Afrika’nın En Eğlenceli Şehirlerinden Johannesburg Hakkında Bilgiler

Johannesburg Hakkında

Johannesburg Hakkında

39 dk'lık okuma
547 kişi okudu

Johannesburg, Güney Afrika Cumhuriyeti’nin en büyük şehridir. Son yüzyıl içerisinde Johannesburg; çadır kamplarından ve gecekondu kasabasından modern gökdelenlerle dolu bir şehre dönüşmüştür. Gezegende bulunan insan fosillerinin %40’ına ev sahipliği yapan şehir hakkında her şey oldukça dikkat çekicidir. Cradle of Humankind isimli sit alanı, 3,5 milyon yıllık tarihi ve çok sayıda hominin fosilleri ile UNESCO Dünya Mirası Listesi’nde bulunmaktadır.

Güney Afrika’nın ekonomi merkezi olan Johannesburg ile ilgili bilgiler bunlarla sınırlı değildir. Şehir; canlı gece hayatı, gurme yemekleri ve kültür-sanat adına yapılan muhteşem organizasyonları ile de adından söz ettirmektedir. Tasarım mağazalarından pazar tezgâhlarına kadar her şeyin çok rahat bulunabildiği Johannesburg, tam bir alışveriş şehridir. Aynı zamanda dünyanın en büyük 50 metropolü arasında yer almaktadır. 

Afrika kıtasının en turistik şehirlerinden biri olarak kabul edilen Johannesburg, birbirinden ilginç ve görkemli eğlence merkezi ve kumarhaneye ev sahipliği yapmaktadır. Bunların yanı sıra 140 dönümlük arazi üzerine kurulmuş Johannesburg Hayvanat Bahçesi; vahşi hayvanların barınması, yetiştirilmesi ve korunması adına yapılan kar amacı gütmeyen bir kuruluş olarak bilinmektedir. İnsanlığın beşiği olarak adlandırılan Johannesburg; eğlenceli bir tatil arayanlar için dünya üzerinde en uygun şehirlerden biri olarak gösterilmektedir.

Johannesburg'un Tarihi

Dünyada bulunan insan fosillerinin neredeyse yarısına ev sahipliği yapan Johannesburg, yeryüzünün en zengin arkeolojik alanlarından biridir. Dünyanın en genç ve büyük şehirlerinden olan Johannesburg, altın rezervlerinin bulunmasının ardından 4 Ekim 1886 yılında kurulmuştur. Şehrin kuruluşunun ardından hızlıca nüfusu artmış ve 1897’de belediye olmuştur. 1928 yılında ise Güney Afrika’nın en büyük şehri haline gelmiştir. Mısır’ın hareketli metropolü Kahire’den sonra Afrika Kıtası’nın 2. büyük şehri olma ünvanına sahiptir.

:::::

→ **Görev Tanımı a**
Johannesburg metnine göre aşağıdaki soruları yanıtlayınız:
(i) Johannesburg hangi tarihte kurulmuştur?
(ii) Şehir hangi yılda belediye olmuştur?
(iii) Johannesburg Hayvanat Bahçesi kaç dönümlük bir arazi üzerine kurulmuştur?
Metin ile liste arasında herhangi bir bağlantı bulunmamaktadır.

:::::

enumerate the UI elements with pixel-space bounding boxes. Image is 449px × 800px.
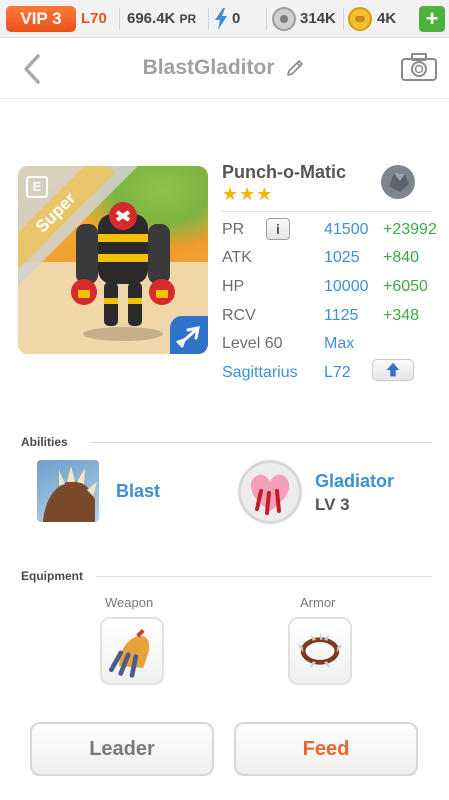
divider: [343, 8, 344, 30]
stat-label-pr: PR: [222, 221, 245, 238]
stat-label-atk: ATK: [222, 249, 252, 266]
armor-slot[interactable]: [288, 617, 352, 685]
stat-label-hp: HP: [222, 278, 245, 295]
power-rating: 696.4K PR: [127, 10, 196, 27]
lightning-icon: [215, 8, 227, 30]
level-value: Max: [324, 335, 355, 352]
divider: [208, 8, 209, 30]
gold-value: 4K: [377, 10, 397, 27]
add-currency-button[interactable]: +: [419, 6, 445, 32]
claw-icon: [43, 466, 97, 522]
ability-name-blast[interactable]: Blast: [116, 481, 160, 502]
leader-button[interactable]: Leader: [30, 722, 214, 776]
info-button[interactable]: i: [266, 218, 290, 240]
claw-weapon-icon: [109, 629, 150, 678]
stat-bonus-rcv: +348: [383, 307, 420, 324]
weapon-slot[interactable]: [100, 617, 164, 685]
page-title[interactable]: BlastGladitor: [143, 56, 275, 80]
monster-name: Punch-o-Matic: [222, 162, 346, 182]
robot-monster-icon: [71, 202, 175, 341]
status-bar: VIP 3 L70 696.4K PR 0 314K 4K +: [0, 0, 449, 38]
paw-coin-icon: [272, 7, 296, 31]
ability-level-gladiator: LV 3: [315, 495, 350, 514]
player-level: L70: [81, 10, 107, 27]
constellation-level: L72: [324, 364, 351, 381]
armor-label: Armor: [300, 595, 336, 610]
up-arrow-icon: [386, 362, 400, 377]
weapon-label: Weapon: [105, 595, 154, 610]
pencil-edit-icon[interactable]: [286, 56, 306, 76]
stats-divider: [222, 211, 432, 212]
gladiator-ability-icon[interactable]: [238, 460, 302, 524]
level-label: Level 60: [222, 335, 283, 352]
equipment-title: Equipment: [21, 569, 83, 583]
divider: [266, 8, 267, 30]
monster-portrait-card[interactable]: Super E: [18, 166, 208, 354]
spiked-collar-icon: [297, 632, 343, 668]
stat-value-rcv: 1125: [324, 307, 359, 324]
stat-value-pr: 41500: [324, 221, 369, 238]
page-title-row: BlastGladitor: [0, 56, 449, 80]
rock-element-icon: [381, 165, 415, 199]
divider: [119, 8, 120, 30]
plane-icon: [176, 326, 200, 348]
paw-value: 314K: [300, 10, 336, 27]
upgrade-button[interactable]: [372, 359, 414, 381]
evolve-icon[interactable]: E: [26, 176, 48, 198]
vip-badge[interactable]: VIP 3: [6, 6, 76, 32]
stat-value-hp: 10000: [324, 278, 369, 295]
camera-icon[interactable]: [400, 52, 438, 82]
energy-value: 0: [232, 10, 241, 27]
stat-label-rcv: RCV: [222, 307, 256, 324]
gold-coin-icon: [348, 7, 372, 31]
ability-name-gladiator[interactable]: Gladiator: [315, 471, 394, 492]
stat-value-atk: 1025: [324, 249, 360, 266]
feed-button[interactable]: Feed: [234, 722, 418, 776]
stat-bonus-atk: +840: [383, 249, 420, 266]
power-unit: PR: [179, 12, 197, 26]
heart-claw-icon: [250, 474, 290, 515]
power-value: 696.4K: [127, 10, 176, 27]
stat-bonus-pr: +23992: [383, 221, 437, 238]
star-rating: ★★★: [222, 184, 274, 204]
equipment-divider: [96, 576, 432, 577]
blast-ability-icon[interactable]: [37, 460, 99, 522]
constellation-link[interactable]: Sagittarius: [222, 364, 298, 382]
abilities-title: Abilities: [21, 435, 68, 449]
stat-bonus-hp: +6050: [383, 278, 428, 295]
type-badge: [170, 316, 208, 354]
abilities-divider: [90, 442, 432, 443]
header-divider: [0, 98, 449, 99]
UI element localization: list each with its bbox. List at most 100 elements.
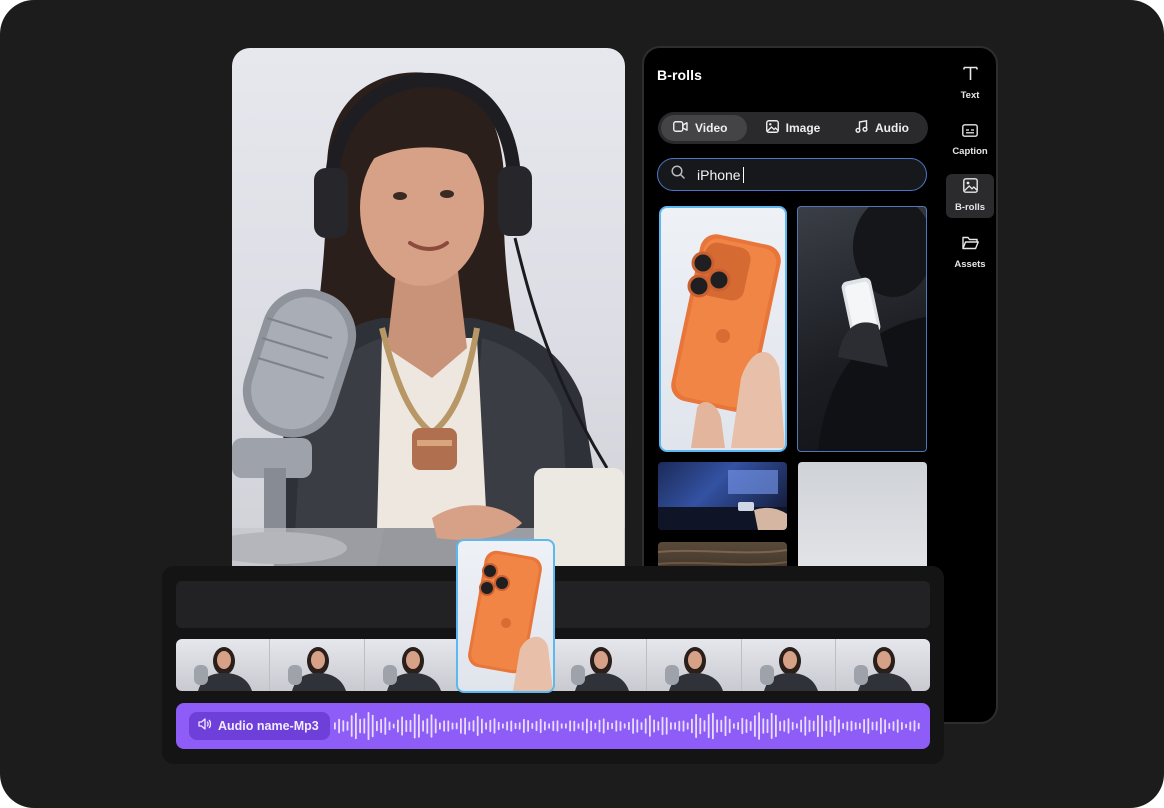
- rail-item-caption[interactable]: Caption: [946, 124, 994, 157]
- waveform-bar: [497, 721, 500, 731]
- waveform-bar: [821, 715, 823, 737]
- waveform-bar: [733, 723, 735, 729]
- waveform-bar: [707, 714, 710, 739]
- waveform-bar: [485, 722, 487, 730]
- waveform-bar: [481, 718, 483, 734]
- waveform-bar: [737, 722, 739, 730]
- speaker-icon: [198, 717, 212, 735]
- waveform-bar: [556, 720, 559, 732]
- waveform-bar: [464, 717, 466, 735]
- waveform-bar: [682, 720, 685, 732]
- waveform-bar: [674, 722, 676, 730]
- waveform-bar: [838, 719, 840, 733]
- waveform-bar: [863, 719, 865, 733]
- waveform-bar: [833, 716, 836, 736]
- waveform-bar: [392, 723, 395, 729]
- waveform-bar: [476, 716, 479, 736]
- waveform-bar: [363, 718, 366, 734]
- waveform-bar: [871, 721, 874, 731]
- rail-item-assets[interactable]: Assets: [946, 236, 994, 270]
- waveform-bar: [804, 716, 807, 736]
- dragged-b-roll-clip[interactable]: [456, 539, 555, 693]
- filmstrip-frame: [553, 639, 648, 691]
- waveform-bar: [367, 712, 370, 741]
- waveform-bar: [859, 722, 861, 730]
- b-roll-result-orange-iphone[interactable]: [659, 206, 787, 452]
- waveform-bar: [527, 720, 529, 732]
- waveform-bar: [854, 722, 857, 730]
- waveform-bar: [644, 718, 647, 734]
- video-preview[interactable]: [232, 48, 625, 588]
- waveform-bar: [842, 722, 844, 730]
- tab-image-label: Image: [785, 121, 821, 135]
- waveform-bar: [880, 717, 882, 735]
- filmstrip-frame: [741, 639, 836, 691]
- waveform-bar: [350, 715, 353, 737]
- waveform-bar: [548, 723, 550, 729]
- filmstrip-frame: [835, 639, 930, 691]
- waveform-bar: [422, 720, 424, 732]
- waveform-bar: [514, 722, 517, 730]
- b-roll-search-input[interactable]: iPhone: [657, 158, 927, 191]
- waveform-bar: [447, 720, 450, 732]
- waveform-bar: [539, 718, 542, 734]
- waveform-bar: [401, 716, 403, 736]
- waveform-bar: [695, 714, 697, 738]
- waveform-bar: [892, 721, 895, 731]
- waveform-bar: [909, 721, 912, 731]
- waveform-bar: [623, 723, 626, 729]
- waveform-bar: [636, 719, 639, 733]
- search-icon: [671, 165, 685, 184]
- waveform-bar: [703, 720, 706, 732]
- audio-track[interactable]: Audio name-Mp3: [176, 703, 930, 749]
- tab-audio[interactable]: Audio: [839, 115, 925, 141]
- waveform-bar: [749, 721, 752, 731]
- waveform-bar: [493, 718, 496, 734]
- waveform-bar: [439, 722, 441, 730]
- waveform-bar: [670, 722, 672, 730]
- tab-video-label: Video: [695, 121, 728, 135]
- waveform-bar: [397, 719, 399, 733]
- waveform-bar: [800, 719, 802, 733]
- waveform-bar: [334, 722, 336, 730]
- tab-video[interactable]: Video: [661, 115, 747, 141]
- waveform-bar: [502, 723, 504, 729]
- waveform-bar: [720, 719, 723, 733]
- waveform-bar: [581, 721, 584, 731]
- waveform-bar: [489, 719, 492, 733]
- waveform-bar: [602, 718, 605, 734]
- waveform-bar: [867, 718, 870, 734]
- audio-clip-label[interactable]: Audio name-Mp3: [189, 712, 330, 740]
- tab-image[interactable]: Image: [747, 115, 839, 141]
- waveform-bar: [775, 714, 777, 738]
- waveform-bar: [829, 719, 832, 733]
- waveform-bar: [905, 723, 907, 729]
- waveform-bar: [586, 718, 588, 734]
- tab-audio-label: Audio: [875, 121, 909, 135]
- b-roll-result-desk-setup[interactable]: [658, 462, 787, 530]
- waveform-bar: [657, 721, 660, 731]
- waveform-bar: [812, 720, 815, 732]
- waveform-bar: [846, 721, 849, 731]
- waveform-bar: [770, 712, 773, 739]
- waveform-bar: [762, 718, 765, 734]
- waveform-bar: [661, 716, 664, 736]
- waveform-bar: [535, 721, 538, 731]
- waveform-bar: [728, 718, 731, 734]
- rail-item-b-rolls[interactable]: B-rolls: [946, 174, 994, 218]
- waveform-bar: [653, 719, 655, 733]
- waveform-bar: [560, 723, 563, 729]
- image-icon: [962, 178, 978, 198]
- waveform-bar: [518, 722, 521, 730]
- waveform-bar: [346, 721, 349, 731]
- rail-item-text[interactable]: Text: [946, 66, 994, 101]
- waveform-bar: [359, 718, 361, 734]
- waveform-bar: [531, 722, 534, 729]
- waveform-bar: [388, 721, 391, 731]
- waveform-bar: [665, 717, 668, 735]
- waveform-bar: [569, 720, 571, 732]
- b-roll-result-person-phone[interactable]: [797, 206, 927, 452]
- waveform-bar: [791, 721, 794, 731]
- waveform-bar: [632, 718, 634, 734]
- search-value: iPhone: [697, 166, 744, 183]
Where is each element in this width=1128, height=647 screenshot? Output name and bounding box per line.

:::::

→ **Görev Tanımı b**
Listede "divider: [343, 8, 344, 30]" ifadesini içeren satırla başlayıp "gold-coin-icon: [348, 7, 372, 31]" ifadesini içeren satırla biten bölümü, "interactable" yerine "clickable" koyarak yeniden yazınız. Diğer her şeyi aynen koruyunuz.

→ **Nihai Sonuç a**
(i) 4 Ekim 1886
(ii) 1897
(iii) 140 dönüm

→ **Nihai Sonuç b**
divider: [343, 8, 344, 30]
stat-label-pr: PR: [222, 221, 245, 238]
stat-label-atk: ATK: [222, 249, 252, 266]
armor-slot[clickable]: [288, 617, 352, 685]
stat-label-hp: HP: [222, 278, 245, 295]
power-rating: 696.4K PR: [127, 10, 196, 27]
lightning-icon: [215, 8, 227, 30]
level-value: Max: [324, 335, 355, 352]
divider: [208, 8, 209, 30]
gold-value: 4K: [377, 10, 397, 27]
add-currency-button[clickable]: +: [419, 6, 445, 32]
claw-icon: [43, 466, 97, 522]
ability-name-blast[clickable]: Blast: [116, 481, 160, 502]
leader-button[clickable]: Leader: [30, 722, 214, 776]
info-button[clickable]: i: [266, 218, 290, 240]
claw-weapon-icon: [109, 629, 150, 678]
stat-bonus-rcv: +348: [383, 307, 420, 324]
weapon-slot[clickable]: [100, 617, 164, 685]
page-title[clickable]: BlastGladitor: [143, 56, 275, 80]
monster-name: Punch-o-Matic: [222, 162, 346, 182]
robot-monster-icon: [71, 202, 175, 341]
status-bar: VIP 3 L70 696.4K PR 0 314K 4K +: [0, 0, 449, 38]
paw-coin-icon: [272, 7, 296, 31]
ability-level-gladiator: LV 3: [315, 495, 350, 514]
player-level: L70: [81, 10, 107, 27]
constellation-level: L72: [324, 364, 351, 381]
armor-label: Armor: [300, 595, 336, 610]
up-arrow-icon: [386, 362, 400, 377]
weapon-label: Weapon: [105, 595, 154, 610]
pencil-edit-icon[clickable]: [286, 56, 306, 76]
stats-divider: [222, 211, 432, 212]
gladiator-ability-icon[clickable]: [238, 460, 302, 524]
level-label: Level 60: [222, 335, 283, 352]
equipment-title: Equipment: [21, 569, 83, 583]
divider: [266, 8, 267, 30]
monster-portrait-card[clickable]: Super E: [18, 166, 208, 354]
spiked-collar-icon: [297, 632, 343, 668]
stat-value-rcv: 1125: [324, 307, 359, 324]
stat-value-pr: 41500: [324, 221, 369, 238]
page-title-row: BlastGladitor: [0, 56, 449, 80]
rock-element-icon: [381, 165, 415, 199]
divider: [119, 8, 120, 30]
plane-icon: [176, 326, 200, 348]
paw-value: 314K: [300, 10, 336, 27]
upgrade-button[clickable]: [372, 359, 414, 381]
evolve-icon[clickable]: E: [26, 176, 48, 198]
vip-badge[clickable]: VIP 3: [6, 6, 76, 32]
stat-value-hp: 10000: [324, 278, 369, 295]
camera-icon[clickable]: [400, 52, 438, 82]
energy-value: 0: [232, 10, 241, 27]
stat-label-rcv: RCV: [222, 307, 256, 324]
gold-coin-icon: [348, 7, 372, 31]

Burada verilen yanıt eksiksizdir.